REQUIREMENT: Write out the line with "Transcribe this image's" and every later line through the end of the data below, exactly as given, with no pictures in the copy.

Records from a dataset:
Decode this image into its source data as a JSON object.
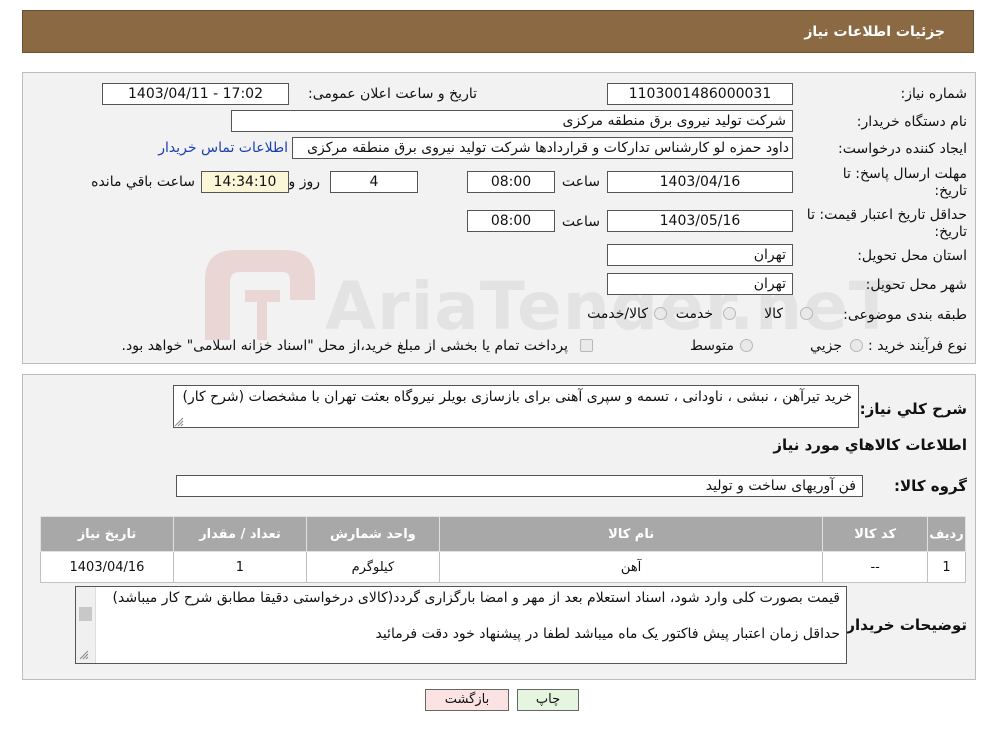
{
  "header": {
    "title": "جزئیات اطلاعات نیاز"
  },
  "form": {
    "need_number_label": "شماره نیاز:",
    "need_number": "1103001486000031",
    "announce_datetime_label": "تاریخ و ساعت اعلان عمومی:",
    "announce_datetime": "1403/04/11 - 17:02",
    "buyer_org_label": "نام دستگاه خریدار:",
    "buyer_org": "شرکت تولید نیروی برق منطقه مرکزی",
    "requester_label": "ایجاد کننده درخواست:",
    "requester": "داود حمزه لو کارشناس تدارکات و قراردادها شرکت تولید نیروی برق منطقه مرکزی",
    "buyer_contact_link": "اطلاعات تماس خریدار",
    "response_deadline_label_1": "مهلت ارسال پاسخ: تا",
    "response_deadline_label_2": "تاریخ:",
    "response_date": "1403/04/16",
    "time_label": "ساعت",
    "response_time": "08:00",
    "days_value": "4",
    "days_label": "روز و",
    "remaining_time": "14:34:10",
    "remaining_label": "ساعت باقي مانده",
    "price_validity_label_1": "حداقل تاریخ اعتبار قیمت: تا",
    "price_validity_label_2": "تاریخ:",
    "price_validity_date": "1403/05/16",
    "price_validity_time": "08:00",
    "province_label": "استان محل تحویل:",
    "province": "تهران",
    "city_label": "شهر محل تحویل:",
    "city": "تهران",
    "category_label": "طبقه بندی موضوعی:",
    "category_options": [
      "کالا",
      "خدمت",
      "کالا/خدمت"
    ],
    "purchase_type_label": "نوع فرآیند خرید :",
    "purchase_type_options": [
      "جزيي",
      "متوسط"
    ],
    "payment_note": "پرداخت تمام یا بخشی از مبلغ خرید،از محل \"اسناد خزانه اسلامی\" خواهد بود."
  },
  "summary": {
    "label": "شرح كلي نياز:",
    "text": "خرید تیرآهن ، نبشی ، ناودانی ، تسمه و سپری آهنی برای بازسازی بویلر نیروگاه بعثت تهران  با مشخصات (شرح کار)"
  },
  "goods": {
    "section_title": "اطلاعات كالاهاي مورد نياز",
    "group_label": "گروه کالا:",
    "group_value": "فن آوریهای ساخت و تولید",
    "columns": [
      "رديف",
      "کد کالا",
      "نام کالا",
      "واحد شمارش",
      "تعداد / مقدار",
      "تاریخ نیاز"
    ],
    "rows": [
      [
        "1",
        "--",
        "آهن",
        "کیلوگرم",
        "1",
        "1403/04/16"
      ]
    ]
  },
  "buyer_notes": {
    "label": "توضیحات خریدار:",
    "line1": "قیمت بصورت کلی وارد شود، اسناد استعلام بعد از مهر و امضا بارگزاری گردد(کالای درخواستی دقیقا مطابق شرح کار میباشد)",
    "line2": "حداقل زمان اعتبار پیش فاکتور یک ماه میباشد لطفا در پیشنهاد خود دقت فرمائید"
  },
  "buttons": {
    "print": "چاپ",
    "back": "بازگشت"
  },
  "watermark": {
    "text": "AriaTender.neT"
  },
  "colors": {
    "header_bg": "#8b6a43",
    "link": "#1a3fb0",
    "back_button_bg": "#fbe3e3",
    "print_button_bg": "#e6f5df"
  }
}
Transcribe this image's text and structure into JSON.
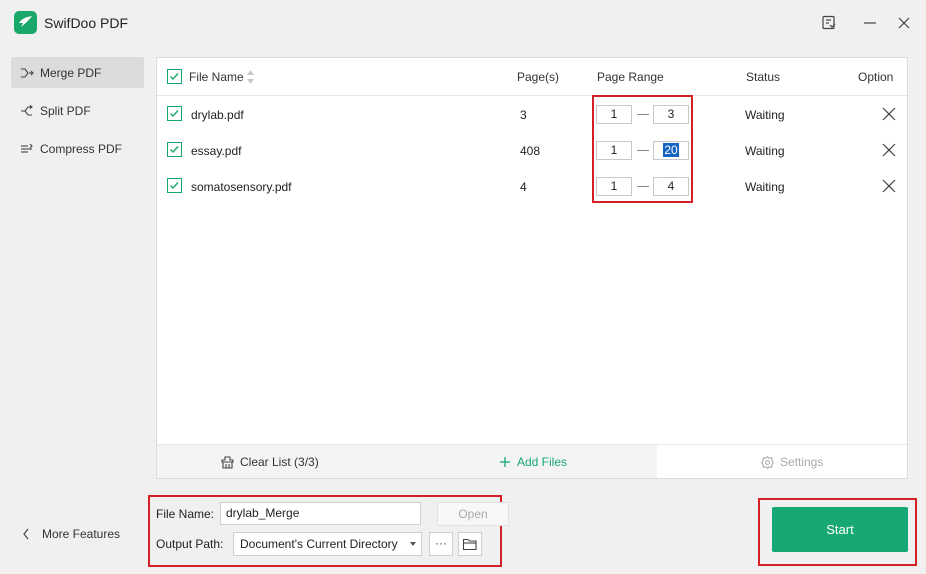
{
  "app": {
    "title": "SwifDoo PDF"
  },
  "sidebar": {
    "items": [
      {
        "label": "Merge PDF",
        "icon": "merge-icon",
        "active": true
      },
      {
        "label": "Split PDF",
        "icon": "split-icon",
        "active": false
      },
      {
        "label": "Compress PDF",
        "icon": "compress-icon",
        "active": false
      }
    ],
    "more_features": "More Features"
  },
  "table": {
    "headers": {
      "file_name": "File Name",
      "pages": "Page(s)",
      "page_range": "Page Range",
      "status": "Status",
      "option": "Option"
    },
    "rows": [
      {
        "file": "drylab.pdf",
        "pages": "3",
        "from": "1",
        "to": "3",
        "status": "Waiting"
      },
      {
        "file": "essay.pdf",
        "pages": "408",
        "from": "1",
        "to": "20",
        "status": "Waiting"
      },
      {
        "file": "somatosensory.pdf",
        "pages": "4",
        "from": "1",
        "to": "4",
        "status": "Waiting"
      }
    ]
  },
  "footer": {
    "clear_list": "Clear List (3/3)",
    "add_files": "Add Files",
    "settings": "Settings"
  },
  "output": {
    "file_name_label": "File Name:",
    "file_name_value": "drylab_Merge",
    "open_label": "Open",
    "output_path_label": "Output Path:",
    "output_path_value": "Document's Current Directory",
    "more_label": "···"
  },
  "start_label": "Start",
  "colors": {
    "accent": "#18a874",
    "highlight": "#d32027",
    "selection": "#1565c0"
  }
}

WRITTEN SOLUTION:
Transcribe this image's text and structure into JSON.
{
  "app": {
    "title": "SwifDoo PDF"
  },
  "sidebar": {
    "items": [
      {
        "label": "Merge PDF",
        "icon": "merge-icon",
        "active": true
      },
      {
        "label": "Split PDF",
        "icon": "split-icon",
        "active": false
      },
      {
        "label": "Compress PDF",
        "icon": "compress-icon",
        "active": false
      }
    ],
    "more_features": "More Features"
  },
  "table": {
    "headers": {
      "file_name": "File Name",
      "pages": "Page(s)",
      "page_range": "Page Range",
      "status": "Status",
      "option": "Option"
    },
    "rows": [
      {
        "file": "drylab.pdf",
        "pages": "3",
        "from": "1",
        "to": "3",
        "status": "Waiting"
      },
      {
        "file": "essay.pdf",
        "pages": "408",
        "from": "1",
        "to": "20",
        "status": "Waiting"
      },
      {
        "file": "somatosensory.pdf",
        "pages": "4",
        "from": "1",
        "to": "4",
        "status": "Waiting"
      }
    ]
  },
  "footer": {
    "clear_list": "Clear List (3/3)",
    "add_files": "Add Files",
    "settings": "Settings"
  },
  "output": {
    "file_name_label": "File Name:",
    "file_name_value": "drylab_Merge",
    "open_label": "Open",
    "output_path_label": "Output Path:",
    "output_path_value": "Document's Current Directory",
    "more_label": "···"
  },
  "start_label": "Start",
  "colors": {
    "accent": "#18a874",
    "highlight": "#d32027",
    "selection": "#1565c0"
  }
}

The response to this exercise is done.